#### What you have to do:
Write out the material exactly, leaving every picture behind.

····················

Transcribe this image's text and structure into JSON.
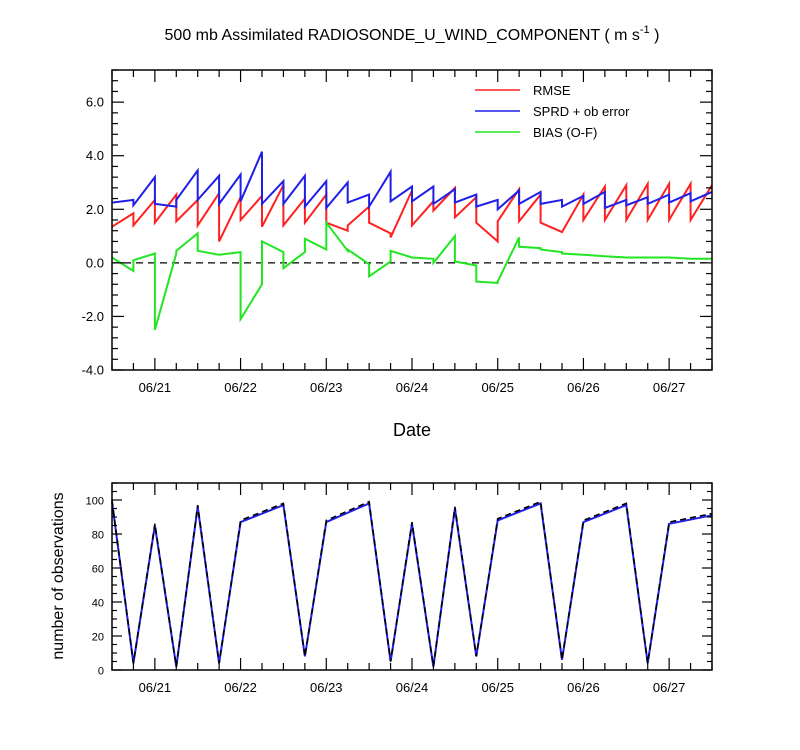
{
  "chart_data": [
    {
      "type": "line",
      "title_main": "500 mb Assimilated RADIOSONDE_U_WIND_COMPONENT ( m s",
      "title_sup": "-1",
      "title_end": " )",
      "xlabel": "Date",
      "ylabel": "",
      "xlim": [
        0,
        7
      ],
      "ylim": [
        -4,
        7.2
      ],
      "xticks": [
        0.5,
        1.5,
        2.5,
        3.5,
        4.5,
        5.5,
        6.5
      ],
      "xtick_labels": [
        "06/21",
        "06/22",
        "06/23",
        "06/24",
        "06/25",
        "06/26",
        "06/27"
      ],
      "yticks": [
        -4,
        -2,
        0,
        2,
        4,
        6
      ],
      "ytick_labels": [
        "-4.0",
        "-2.0",
        "0.0",
        "2.0",
        "4.0",
        "6.0"
      ],
      "zero_line": true,
      "grid": false,
      "legend": "top-right",
      "series": [
        {
          "name": "RMSE",
          "color": "#ff2020",
          "x": [
            0,
            0.25,
            0.25,
            0.5,
            0.5,
            0.75,
            0.75,
            1.0,
            1.0,
            1.25,
            1.25,
            1.5,
            1.5,
            1.75,
            1.75,
            2.0,
            2.0,
            2.25,
            2.25,
            2.5,
            2.5,
            2.75,
            2.75,
            3.0,
            3.0,
            3.25,
            3.25,
            3.5,
            3.5,
            3.75,
            3.75,
            4.0,
            4.0,
            4.25,
            4.25,
            4.5,
            4.5,
            4.75,
            4.75,
            5.0,
            5.0,
            5.25,
            5.25,
            5.5,
            5.5,
            5.75,
            5.75,
            6.0,
            6.0,
            6.25,
            6.25,
            6.5,
            6.5,
            6.75,
            6.75,
            7.0
          ],
          "y": [
            1.35,
            1.85,
            1.4,
            2.35,
            1.5,
            2.55,
            1.55,
            2.35,
            1.4,
            2.6,
            0.8,
            2.45,
            1.6,
            2.5,
            1.35,
            2.9,
            1.4,
            2.4,
            1.5,
            2.55,
            1.5,
            1.2,
            1.4,
            2.1,
            1.5,
            1.1,
            0.95,
            2.7,
            1.4,
            2.3,
            1.95,
            2.8,
            1.7,
            2.45,
            1.5,
            0.8,
            1.55,
            2.75,
            1.55,
            2.55,
            1.5,
            1.15,
            1.15,
            2.55,
            1.6,
            2.85,
            1.6,
            2.9,
            1.6,
            2.95,
            1.6,
            2.95,
            1.6,
            2.95,
            1.6,
            2.9
          ]
        },
        {
          "name": "SPRD + ob error",
          "color": "#1f1fe8",
          "x": [
            0,
            0.25,
            0.25,
            0.5,
            0.5,
            0.75,
            0.75,
            1.0,
            1.0,
            1.25,
            1.25,
            1.5,
            1.5,
            1.75,
            1.75,
            2.0,
            2.0,
            2.25,
            2.25,
            2.5,
            2.5,
            2.75,
            2.75,
            3.0,
            3.0,
            3.25,
            3.25,
            3.5,
            3.5,
            3.75,
            3.75,
            4.0,
            4.0,
            4.25,
            4.25,
            4.5,
            4.5,
            4.75,
            4.75,
            5.0,
            5.0,
            5.25,
            5.25,
            5.5,
            5.5,
            5.75,
            5.75,
            6.0,
            6.0,
            6.25,
            6.25,
            6.5,
            6.5,
            6.75,
            6.75,
            7.0
          ],
          "y": [
            2.25,
            2.35,
            2.15,
            3.2,
            2.2,
            2.1,
            2.35,
            3.45,
            2.35,
            3.25,
            2.2,
            3.3,
            2.3,
            4.15,
            2.2,
            3.05,
            2.2,
            3.25,
            2.1,
            3.05,
            2.05,
            3.0,
            2.25,
            2.55,
            2.1,
            3.4,
            2.3,
            2.85,
            2.3,
            2.85,
            2.2,
            2.75,
            2.25,
            2.55,
            2.1,
            2.35,
            2.0,
            2.7,
            2.2,
            2.65,
            2.2,
            2.35,
            2.1,
            2.5,
            2.2,
            2.65,
            2.05,
            2.35,
            2.15,
            2.45,
            2.2,
            2.55,
            2.25,
            2.6,
            2.3,
            2.65
          ]
        },
        {
          "name": "BIAS (O-F)",
          "color": "#22e622",
          "x": [
            0,
            0.25,
            0.25,
            0.5,
            0.5,
            0.75,
            0.75,
            1.0,
            1.0,
            1.25,
            1.25,
            1.5,
            1.5,
            1.75,
            1.75,
            2.0,
            2.0,
            2.25,
            2.25,
            2.5,
            2.5,
            2.75,
            2.75,
            3.0,
            3.0,
            3.25,
            3.25,
            3.5,
            3.5,
            3.75,
            3.75,
            4.0,
            4.0,
            4.25,
            4.25,
            4.5,
            4.5,
            4.75,
            4.75,
            5.0,
            5.0,
            5.25,
            5.25,
            5.5,
            5.5,
            5.75,
            5.75,
            6.0,
            6.0,
            6.25,
            6.25,
            6.5,
            6.5,
            6.75,
            6.75,
            7.0
          ],
          "y": [
            0.2,
            -0.3,
            0.1,
            0.35,
            -2.5,
            0.35,
            0.45,
            1.1,
            0.45,
            0.3,
            0.3,
            0.4,
            -2.1,
            -0.8,
            0.8,
            0.4,
            -0.2,
            0.4,
            0.9,
            0.5,
            1.5,
            0.45,
            0.5,
            -0.05,
            -0.5,
            0.05,
            0.45,
            0.2,
            0.2,
            0.15,
            0.0,
            1.0,
            0.05,
            -0.1,
            -0.7,
            -0.75,
            -0.7,
            0.95,
            0.6,
            0.55,
            0.5,
            0.4,
            0.35,
            0.3,
            0.3,
            0.25,
            0.25,
            0.2,
            0.2,
            0.2,
            0.2,
            0.2,
            0.2,
            0.15,
            0.15,
            0.15
          ]
        }
      ]
    },
    {
      "type": "line",
      "title": "",
      "xlabel": "",
      "ylabel": "number of observations",
      "xlim": [
        0,
        7
      ],
      "ylim": [
        0,
        110
      ],
      "xticks": [
        0.5,
        1.5,
        2.5,
        3.5,
        4.5,
        5.5,
        6.5
      ],
      "xtick_labels": [
        "06/21",
        "06/22",
        "06/23",
        "06/24",
        "06/25",
        "06/26",
        "06/27"
      ],
      "yticks": [
        0,
        20,
        40,
        60,
        80,
        100
      ],
      "ytick_labels": [
        "0",
        "20",
        "40",
        "60",
        "80",
        "100"
      ],
      "grid": false,
      "legend": "none",
      "series": [
        {
          "color": "#1f1fe8",
          "style": "solid",
          "x": [
            0,
            0.25,
            0.5,
            0.75,
            1.0,
            1.25,
            1.5,
            2.0,
            2.25,
            2.5,
            3.0,
            3.25,
            3.5,
            3.75,
            4.0,
            4.25,
            4.5,
            5.0,
            5.25,
            5.5,
            6.0,
            6.25,
            6.5,
            7.0
          ],
          "y": [
            99,
            4,
            85,
            2,
            96,
            4,
            87,
            97,
            8,
            87,
            98,
            5,
            86,
            2,
            95,
            8,
            88,
            98,
            6,
            87,
            97,
            4,
            86,
            91
          ]
        },
        {
          "color": "#000000",
          "style": "dashed",
          "x": [
            0,
            0.25,
            0.5,
            0.75,
            1.0,
            1.25,
            1.5,
            2.0,
            2.25,
            2.5,
            3.0,
            3.25,
            3.5,
            3.75,
            4.0,
            4.25,
            4.5,
            5.0,
            5.25,
            5.5,
            6.0,
            6.25,
            6.5,
            7.0
          ],
          "y": [
            100,
            4,
            86,
            2,
            97,
            4,
            88,
            98,
            8,
            88,
            99,
            5,
            87,
            2,
            96,
            8,
            89,
            99,
            6,
            88,
            98,
            4,
            87,
            92
          ]
        }
      ]
    }
  ]
}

····················

#### Answer to this problem:
Transcribe this image's text and structure into JSON.
{
  "chart_data": [
    {
      "type": "line",
      "title_main": "500 mb Assimilated RADIOSONDE_U_WIND_COMPONENT ( m s",
      "title_sup": "-1",
      "title_end": " )",
      "xlabel": "Date",
      "ylabel": "",
      "xlim": [
        0,
        7
      ],
      "ylim": [
        -4,
        7.2
      ],
      "xticks": [
        0.5,
        1.5,
        2.5,
        3.5,
        4.5,
        5.5,
        6.5
      ],
      "xtick_labels": [
        "06/21",
        "06/22",
        "06/23",
        "06/24",
        "06/25",
        "06/26",
        "06/27"
      ],
      "yticks": [
        -4,
        -2,
        0,
        2,
        4,
        6
      ],
      "ytick_labels": [
        "-4.0",
        "-2.0",
        "0.0",
        "2.0",
        "4.0",
        "6.0"
      ],
      "zero_line": true,
      "grid": false,
      "legend": "top-right",
      "series": [
        {
          "name": "RMSE",
          "color": "#ff2020",
          "x": [
            0,
            0.25,
            0.25,
            0.5,
            0.5,
            0.75,
            0.75,
            1.0,
            1.0,
            1.25,
            1.25,
            1.5,
            1.5,
            1.75,
            1.75,
            2.0,
            2.0,
            2.25,
            2.25,
            2.5,
            2.5,
            2.75,
            2.75,
            3.0,
            3.0,
            3.25,
            3.25,
            3.5,
            3.5,
            3.75,
            3.75,
            4.0,
            4.0,
            4.25,
            4.25,
            4.5,
            4.5,
            4.75,
            4.75,
            5.0,
            5.0,
            5.25,
            5.25,
            5.5,
            5.5,
            5.75,
            5.75,
            6.0,
            6.0,
            6.25,
            6.25,
            6.5,
            6.5,
            6.75,
            6.75,
            7.0
          ],
          "y": [
            1.35,
            1.85,
            1.4,
            2.35,
            1.5,
            2.55,
            1.55,
            2.35,
            1.4,
            2.6,
            0.8,
            2.45,
            1.6,
            2.5,
            1.35,
            2.9,
            1.4,
            2.4,
            1.5,
            2.55,
            1.5,
            1.2,
            1.4,
            2.1,
            1.5,
            1.1,
            0.95,
            2.7,
            1.4,
            2.3,
            1.95,
            2.8,
            1.7,
            2.45,
            1.5,
            0.8,
            1.55,
            2.75,
            1.55,
            2.55,
            1.5,
            1.15,
            1.15,
            2.55,
            1.6,
            2.85,
            1.6,
            2.9,
            1.6,
            2.95,
            1.6,
            2.95,
            1.6,
            2.95,
            1.6,
            2.9
          ]
        },
        {
          "name": "SPRD + ob error",
          "color": "#1f1fe8",
          "x": [
            0,
            0.25,
            0.25,
            0.5,
            0.5,
            0.75,
            0.75,
            1.0,
            1.0,
            1.25,
            1.25,
            1.5,
            1.5,
            1.75,
            1.75,
            2.0,
            2.0,
            2.25,
            2.25,
            2.5,
            2.5,
            2.75,
            2.75,
            3.0,
            3.0,
            3.25,
            3.25,
            3.5,
            3.5,
            3.75,
            3.75,
            4.0,
            4.0,
            4.25,
            4.25,
            4.5,
            4.5,
            4.75,
            4.75,
            5.0,
            5.0,
            5.25,
            5.25,
            5.5,
            5.5,
            5.75,
            5.75,
            6.0,
            6.0,
            6.25,
            6.25,
            6.5,
            6.5,
            6.75,
            6.75,
            7.0
          ],
          "y": [
            2.25,
            2.35,
            2.15,
            3.2,
            2.2,
            2.1,
            2.35,
            3.45,
            2.35,
            3.25,
            2.2,
            3.3,
            2.3,
            4.15,
            2.2,
            3.05,
            2.2,
            3.25,
            2.1,
            3.05,
            2.05,
            3.0,
            2.25,
            2.55,
            2.1,
            3.4,
            2.3,
            2.85,
            2.3,
            2.85,
            2.2,
            2.75,
            2.25,
            2.55,
            2.1,
            2.35,
            2.0,
            2.7,
            2.2,
            2.65,
            2.2,
            2.35,
            2.1,
            2.5,
            2.2,
            2.65,
            2.05,
            2.35,
            2.15,
            2.45,
            2.2,
            2.55,
            2.25,
            2.6,
            2.3,
            2.65
          ]
        },
        {
          "name": "BIAS (O-F)",
          "color": "#22e622",
          "x": [
            0,
            0.25,
            0.25,
            0.5,
            0.5,
            0.75,
            0.75,
            1.0,
            1.0,
            1.25,
            1.25,
            1.5,
            1.5,
            1.75,
            1.75,
            2.0,
            2.0,
            2.25,
            2.25,
            2.5,
            2.5,
            2.75,
            2.75,
            3.0,
            3.0,
            3.25,
            3.25,
            3.5,
            3.5,
            3.75,
            3.75,
            4.0,
            4.0,
            4.25,
            4.25,
            4.5,
            4.5,
            4.75,
            4.75,
            5.0,
            5.0,
            5.25,
            5.25,
            5.5,
            5.5,
            5.75,
            5.75,
            6.0,
            6.0,
            6.25,
            6.25,
            6.5,
            6.5,
            6.75,
            6.75,
            7.0
          ],
          "y": [
            0.2,
            -0.3,
            0.1,
            0.35,
            -2.5,
            0.35,
            0.45,
            1.1,
            0.45,
            0.3,
            0.3,
            0.4,
            -2.1,
            -0.8,
            0.8,
            0.4,
            -0.2,
            0.4,
            0.9,
            0.5,
            1.5,
            0.45,
            0.5,
            -0.05,
            -0.5,
            0.05,
            0.45,
            0.2,
            0.2,
            0.15,
            0.0,
            1.0,
            0.05,
            -0.1,
            -0.7,
            -0.75,
            -0.7,
            0.95,
            0.6,
            0.55,
            0.5,
            0.4,
            0.35,
            0.3,
            0.3,
            0.25,
            0.25,
            0.2,
            0.2,
            0.2,
            0.2,
            0.2,
            0.2,
            0.15,
            0.15,
            0.15
          ]
        }
      ]
    },
    {
      "type": "line",
      "title": "",
      "xlabel": "",
      "ylabel": "number of observations",
      "xlim": [
        0,
        7
      ],
      "ylim": [
        0,
        110
      ],
      "xticks": [
        0.5,
        1.5,
        2.5,
        3.5,
        4.5,
        5.5,
        6.5
      ],
      "xtick_labels": [
        "06/21",
        "06/22",
        "06/23",
        "06/24",
        "06/25",
        "06/26",
        "06/27"
      ],
      "yticks": [
        0,
        20,
        40,
        60,
        80,
        100
      ],
      "ytick_labels": [
        "0",
        "20",
        "40",
        "60",
        "80",
        "100"
      ],
      "grid": false,
      "legend": "none",
      "series": [
        {
          "color": "#1f1fe8",
          "style": "solid",
          "x": [
            0,
            0.25,
            0.5,
            0.75,
            1.0,
            1.25,
            1.5,
            2.0,
            2.25,
            2.5,
            3.0,
            3.25,
            3.5,
            3.75,
            4.0,
            4.25,
            4.5,
            5.0,
            5.25,
            5.5,
            6.0,
            6.25,
            6.5,
            7.0
          ],
          "y": [
            99,
            4,
            85,
            2,
            96,
            4,
            87,
            97,
            8,
            87,
            98,
            5,
            86,
            2,
            95,
            8,
            88,
            98,
            6,
            87,
            97,
            4,
            86,
            91
          ]
        },
        {
          "color": "#000000",
          "style": "dashed",
          "x": [
            0,
            0.25,
            0.5,
            0.75,
            1.0,
            1.25,
            1.5,
            2.0,
            2.25,
            2.5,
            3.0,
            3.25,
            3.5,
            3.75,
            4.0,
            4.25,
            4.5,
            5.0,
            5.25,
            5.5,
            6.0,
            6.25,
            6.5,
            7.0
          ],
          "y": [
            100,
            4,
            86,
            2,
            97,
            4,
            88,
            98,
            8,
            88,
            99,
            5,
            87,
            2,
            96,
            8,
            89,
            99,
            6,
            88,
            98,
            4,
            87,
            92
          ]
        }
      ]
    }
  ]
}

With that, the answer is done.